→ Information shown:
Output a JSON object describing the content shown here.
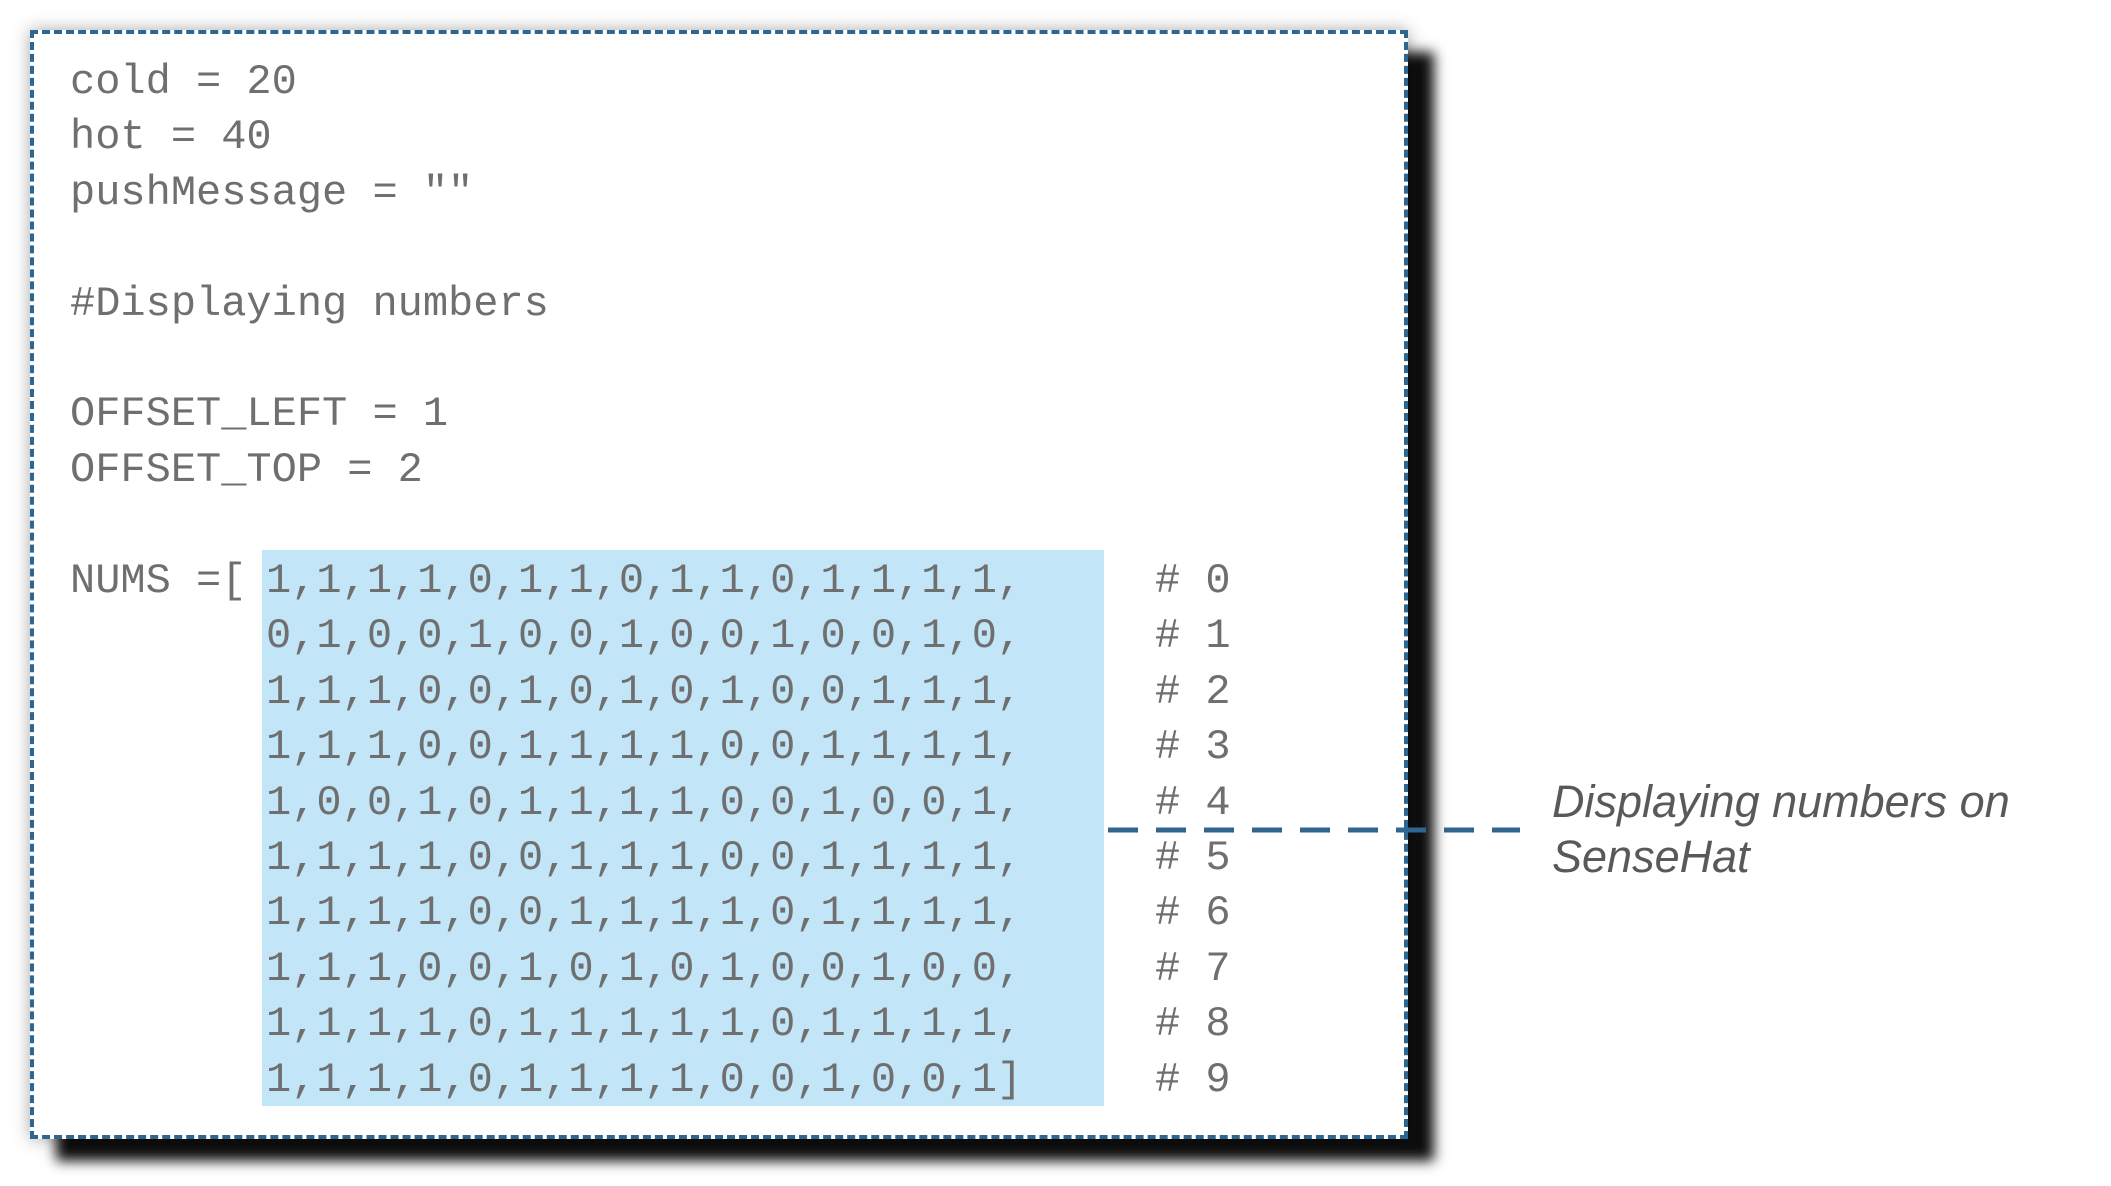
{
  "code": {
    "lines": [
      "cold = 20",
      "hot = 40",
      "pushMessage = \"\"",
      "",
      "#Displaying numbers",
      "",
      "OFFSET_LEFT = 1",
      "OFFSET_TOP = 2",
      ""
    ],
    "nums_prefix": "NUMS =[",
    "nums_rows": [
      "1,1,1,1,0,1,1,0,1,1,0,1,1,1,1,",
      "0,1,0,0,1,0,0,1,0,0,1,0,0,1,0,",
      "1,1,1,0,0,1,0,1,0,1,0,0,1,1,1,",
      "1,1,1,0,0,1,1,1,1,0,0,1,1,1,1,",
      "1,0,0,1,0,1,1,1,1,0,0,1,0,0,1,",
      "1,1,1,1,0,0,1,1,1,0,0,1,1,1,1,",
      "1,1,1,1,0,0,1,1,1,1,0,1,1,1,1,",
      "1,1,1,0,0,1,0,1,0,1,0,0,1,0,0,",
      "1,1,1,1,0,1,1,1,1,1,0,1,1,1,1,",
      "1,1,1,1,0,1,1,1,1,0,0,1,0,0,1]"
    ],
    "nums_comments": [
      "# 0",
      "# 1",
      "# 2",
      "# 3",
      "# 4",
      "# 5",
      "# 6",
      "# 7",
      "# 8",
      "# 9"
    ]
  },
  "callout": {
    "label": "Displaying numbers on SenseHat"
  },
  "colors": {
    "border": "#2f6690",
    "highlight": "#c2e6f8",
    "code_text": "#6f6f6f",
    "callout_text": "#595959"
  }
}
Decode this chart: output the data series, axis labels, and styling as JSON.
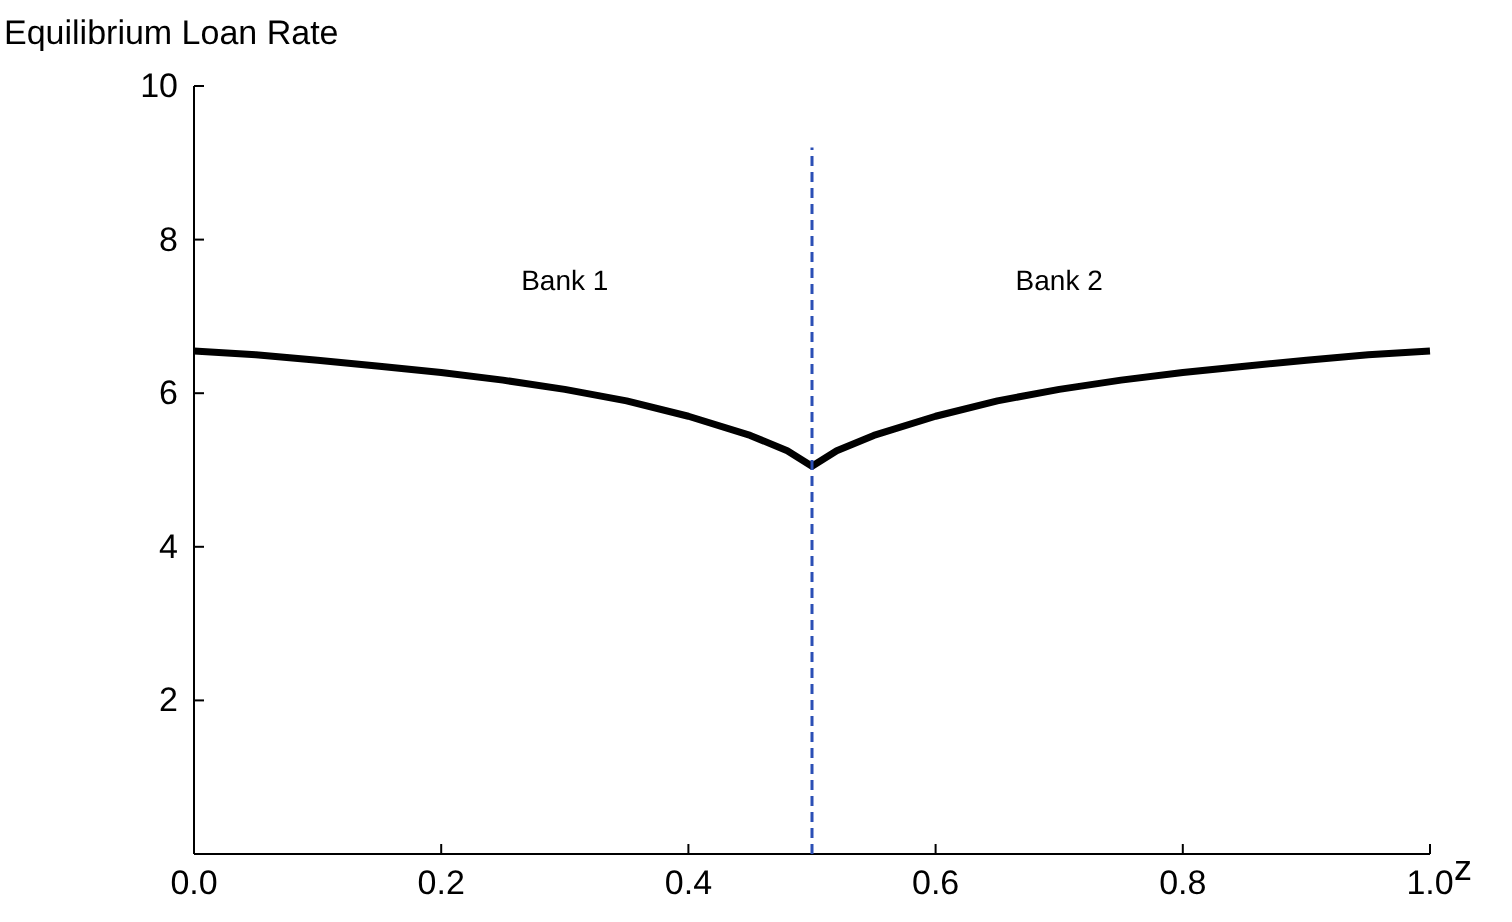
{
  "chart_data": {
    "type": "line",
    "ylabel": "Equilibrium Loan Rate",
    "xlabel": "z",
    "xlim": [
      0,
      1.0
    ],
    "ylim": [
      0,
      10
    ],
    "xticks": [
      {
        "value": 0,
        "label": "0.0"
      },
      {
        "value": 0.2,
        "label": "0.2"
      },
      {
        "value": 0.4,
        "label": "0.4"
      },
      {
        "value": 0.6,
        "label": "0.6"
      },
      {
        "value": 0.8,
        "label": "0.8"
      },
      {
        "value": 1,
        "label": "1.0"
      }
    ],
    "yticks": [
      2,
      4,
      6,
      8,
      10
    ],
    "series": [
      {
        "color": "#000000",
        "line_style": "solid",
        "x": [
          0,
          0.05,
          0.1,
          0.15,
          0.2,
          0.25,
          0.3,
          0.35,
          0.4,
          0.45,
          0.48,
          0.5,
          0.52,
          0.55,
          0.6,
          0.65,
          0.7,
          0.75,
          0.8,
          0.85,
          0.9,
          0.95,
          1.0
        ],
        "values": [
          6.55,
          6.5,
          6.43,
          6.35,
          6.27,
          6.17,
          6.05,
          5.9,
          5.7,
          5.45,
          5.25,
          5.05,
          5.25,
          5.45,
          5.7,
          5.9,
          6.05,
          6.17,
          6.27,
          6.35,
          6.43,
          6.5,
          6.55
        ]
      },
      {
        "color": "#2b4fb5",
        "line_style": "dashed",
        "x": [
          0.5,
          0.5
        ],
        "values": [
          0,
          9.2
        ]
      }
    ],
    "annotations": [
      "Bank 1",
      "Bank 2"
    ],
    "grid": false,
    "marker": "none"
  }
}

→ Task description: Gather, from the listing above, every line carrying the word "JSON".

→ Final answer:
Output a JSON object describing the content shown here.
Decode this chart: output the data series, axis labels, and styling as JSON.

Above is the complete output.